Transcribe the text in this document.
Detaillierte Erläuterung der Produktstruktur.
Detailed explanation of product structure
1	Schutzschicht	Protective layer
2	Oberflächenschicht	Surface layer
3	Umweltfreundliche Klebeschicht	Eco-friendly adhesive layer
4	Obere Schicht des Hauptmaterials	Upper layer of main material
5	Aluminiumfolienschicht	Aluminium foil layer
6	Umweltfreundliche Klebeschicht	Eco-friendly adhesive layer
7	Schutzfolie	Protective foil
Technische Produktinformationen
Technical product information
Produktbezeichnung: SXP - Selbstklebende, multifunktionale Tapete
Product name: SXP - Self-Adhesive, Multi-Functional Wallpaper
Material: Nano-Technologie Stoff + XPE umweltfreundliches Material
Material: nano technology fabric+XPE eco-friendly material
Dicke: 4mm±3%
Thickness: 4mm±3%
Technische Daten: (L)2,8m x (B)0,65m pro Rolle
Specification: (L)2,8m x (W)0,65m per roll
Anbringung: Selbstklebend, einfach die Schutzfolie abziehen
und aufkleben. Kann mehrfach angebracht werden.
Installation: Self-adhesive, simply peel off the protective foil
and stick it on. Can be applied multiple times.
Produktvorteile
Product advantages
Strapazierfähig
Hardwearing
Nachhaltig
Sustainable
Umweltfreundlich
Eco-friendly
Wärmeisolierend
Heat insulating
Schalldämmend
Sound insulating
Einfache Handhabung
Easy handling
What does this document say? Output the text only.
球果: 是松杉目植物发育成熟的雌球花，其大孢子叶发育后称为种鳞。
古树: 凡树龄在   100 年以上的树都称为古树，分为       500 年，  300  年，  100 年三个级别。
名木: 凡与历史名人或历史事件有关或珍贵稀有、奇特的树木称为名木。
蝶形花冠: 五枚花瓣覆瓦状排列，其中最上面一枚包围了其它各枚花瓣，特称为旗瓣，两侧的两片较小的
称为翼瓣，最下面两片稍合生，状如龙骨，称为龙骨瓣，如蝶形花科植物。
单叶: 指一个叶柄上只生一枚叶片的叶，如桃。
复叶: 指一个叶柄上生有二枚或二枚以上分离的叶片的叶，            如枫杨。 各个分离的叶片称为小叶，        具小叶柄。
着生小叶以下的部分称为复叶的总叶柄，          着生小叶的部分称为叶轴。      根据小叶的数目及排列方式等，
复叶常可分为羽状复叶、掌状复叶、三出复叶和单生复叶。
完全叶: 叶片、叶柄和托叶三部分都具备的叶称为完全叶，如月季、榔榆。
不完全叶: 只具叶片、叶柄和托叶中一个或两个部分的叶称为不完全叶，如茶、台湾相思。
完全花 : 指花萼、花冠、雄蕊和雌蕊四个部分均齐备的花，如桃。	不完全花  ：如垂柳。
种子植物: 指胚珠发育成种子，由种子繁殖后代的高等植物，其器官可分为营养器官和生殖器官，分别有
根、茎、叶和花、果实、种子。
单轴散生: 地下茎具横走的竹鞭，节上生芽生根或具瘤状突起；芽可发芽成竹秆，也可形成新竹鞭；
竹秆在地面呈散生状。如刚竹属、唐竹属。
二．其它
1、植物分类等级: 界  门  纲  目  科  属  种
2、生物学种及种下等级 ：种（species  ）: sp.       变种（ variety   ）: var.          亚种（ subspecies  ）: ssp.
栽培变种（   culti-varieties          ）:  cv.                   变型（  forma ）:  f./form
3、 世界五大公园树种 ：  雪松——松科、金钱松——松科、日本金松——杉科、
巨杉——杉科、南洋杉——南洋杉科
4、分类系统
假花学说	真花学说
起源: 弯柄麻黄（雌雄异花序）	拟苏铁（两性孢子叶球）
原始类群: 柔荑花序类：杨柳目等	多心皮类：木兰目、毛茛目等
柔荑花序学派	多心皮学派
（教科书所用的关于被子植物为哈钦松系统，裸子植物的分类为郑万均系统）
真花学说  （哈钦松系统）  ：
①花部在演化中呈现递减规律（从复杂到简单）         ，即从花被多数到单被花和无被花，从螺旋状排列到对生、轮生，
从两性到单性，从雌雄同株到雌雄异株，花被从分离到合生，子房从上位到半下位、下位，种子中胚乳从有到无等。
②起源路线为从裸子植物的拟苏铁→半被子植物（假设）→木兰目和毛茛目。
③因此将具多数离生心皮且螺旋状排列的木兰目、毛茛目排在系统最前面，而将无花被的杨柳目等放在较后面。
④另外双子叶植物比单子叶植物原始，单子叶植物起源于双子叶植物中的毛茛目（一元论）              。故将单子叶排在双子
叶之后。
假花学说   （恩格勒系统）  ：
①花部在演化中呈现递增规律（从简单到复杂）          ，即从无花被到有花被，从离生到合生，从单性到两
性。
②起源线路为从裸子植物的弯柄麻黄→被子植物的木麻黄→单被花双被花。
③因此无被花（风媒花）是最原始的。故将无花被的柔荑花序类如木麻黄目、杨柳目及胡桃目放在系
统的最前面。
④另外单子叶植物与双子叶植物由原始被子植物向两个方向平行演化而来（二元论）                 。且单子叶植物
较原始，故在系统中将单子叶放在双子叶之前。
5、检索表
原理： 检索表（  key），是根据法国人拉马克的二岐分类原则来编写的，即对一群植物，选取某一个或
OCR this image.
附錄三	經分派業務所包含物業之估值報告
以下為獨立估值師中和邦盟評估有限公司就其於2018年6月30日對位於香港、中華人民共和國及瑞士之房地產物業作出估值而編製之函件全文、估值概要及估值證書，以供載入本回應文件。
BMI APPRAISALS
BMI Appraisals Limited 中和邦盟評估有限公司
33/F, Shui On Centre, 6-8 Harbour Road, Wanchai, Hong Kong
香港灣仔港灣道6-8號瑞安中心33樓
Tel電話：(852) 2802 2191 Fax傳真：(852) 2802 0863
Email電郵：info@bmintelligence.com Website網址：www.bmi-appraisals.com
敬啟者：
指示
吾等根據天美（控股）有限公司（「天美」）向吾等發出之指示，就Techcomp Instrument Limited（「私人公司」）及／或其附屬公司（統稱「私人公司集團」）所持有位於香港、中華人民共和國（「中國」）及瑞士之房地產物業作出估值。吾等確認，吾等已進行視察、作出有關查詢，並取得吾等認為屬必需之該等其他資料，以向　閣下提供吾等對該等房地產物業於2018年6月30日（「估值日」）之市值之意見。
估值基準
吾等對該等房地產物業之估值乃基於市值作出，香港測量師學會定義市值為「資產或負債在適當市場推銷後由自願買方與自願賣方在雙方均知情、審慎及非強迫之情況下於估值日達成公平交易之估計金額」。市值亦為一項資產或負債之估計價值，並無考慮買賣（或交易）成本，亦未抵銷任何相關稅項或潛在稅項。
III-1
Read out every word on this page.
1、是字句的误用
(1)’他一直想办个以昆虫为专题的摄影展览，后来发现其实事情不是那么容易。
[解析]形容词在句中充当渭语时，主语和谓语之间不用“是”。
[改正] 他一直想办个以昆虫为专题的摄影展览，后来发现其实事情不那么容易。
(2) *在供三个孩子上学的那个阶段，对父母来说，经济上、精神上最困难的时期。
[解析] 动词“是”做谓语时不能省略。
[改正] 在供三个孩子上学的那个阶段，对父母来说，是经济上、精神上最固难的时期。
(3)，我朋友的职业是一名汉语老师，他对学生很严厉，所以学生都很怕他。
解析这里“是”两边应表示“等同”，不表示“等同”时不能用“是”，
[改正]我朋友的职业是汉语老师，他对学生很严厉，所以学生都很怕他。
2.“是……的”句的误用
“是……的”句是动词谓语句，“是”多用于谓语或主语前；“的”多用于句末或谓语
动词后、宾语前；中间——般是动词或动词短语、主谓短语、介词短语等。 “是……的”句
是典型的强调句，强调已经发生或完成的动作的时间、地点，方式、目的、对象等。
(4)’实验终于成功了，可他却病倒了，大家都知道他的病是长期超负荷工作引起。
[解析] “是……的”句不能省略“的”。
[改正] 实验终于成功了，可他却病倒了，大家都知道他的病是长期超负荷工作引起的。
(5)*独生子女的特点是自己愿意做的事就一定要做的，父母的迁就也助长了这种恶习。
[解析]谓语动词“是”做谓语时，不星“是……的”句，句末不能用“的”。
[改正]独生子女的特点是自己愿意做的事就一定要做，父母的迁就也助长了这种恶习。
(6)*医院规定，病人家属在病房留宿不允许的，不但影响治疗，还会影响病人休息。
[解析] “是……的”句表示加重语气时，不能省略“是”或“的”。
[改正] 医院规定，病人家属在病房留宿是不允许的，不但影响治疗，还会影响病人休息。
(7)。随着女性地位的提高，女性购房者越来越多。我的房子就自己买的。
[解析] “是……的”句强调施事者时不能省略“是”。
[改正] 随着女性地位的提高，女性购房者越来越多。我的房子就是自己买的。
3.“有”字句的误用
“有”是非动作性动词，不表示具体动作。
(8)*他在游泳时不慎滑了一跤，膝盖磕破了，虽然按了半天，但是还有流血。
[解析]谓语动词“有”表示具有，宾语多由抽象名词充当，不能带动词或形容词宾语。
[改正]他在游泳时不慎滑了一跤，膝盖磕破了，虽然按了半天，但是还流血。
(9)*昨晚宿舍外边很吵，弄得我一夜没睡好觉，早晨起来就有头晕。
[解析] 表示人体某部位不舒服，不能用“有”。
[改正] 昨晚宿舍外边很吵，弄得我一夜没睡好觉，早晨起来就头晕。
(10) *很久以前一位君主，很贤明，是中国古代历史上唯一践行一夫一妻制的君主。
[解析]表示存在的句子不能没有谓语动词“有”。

= = =

◆ PROBLEM DETAILS
Search the entries for the string "layer" and collect each line that has it.

◆ FULL SOLUTION
1	Schutzschicht	Protective layer
2	Oberflächenschicht	Surface layer
3	Umweltfreundliche Klebeschicht	Eco-friendly adhesive layer
4	Obere Schicht des Hauptmaterials	Upper layer of main material
5	Aluminiumfolienschicht	Aluminium foil layer
6	Umweltfreundliche Klebeschicht	Eco-friendly adhesive layer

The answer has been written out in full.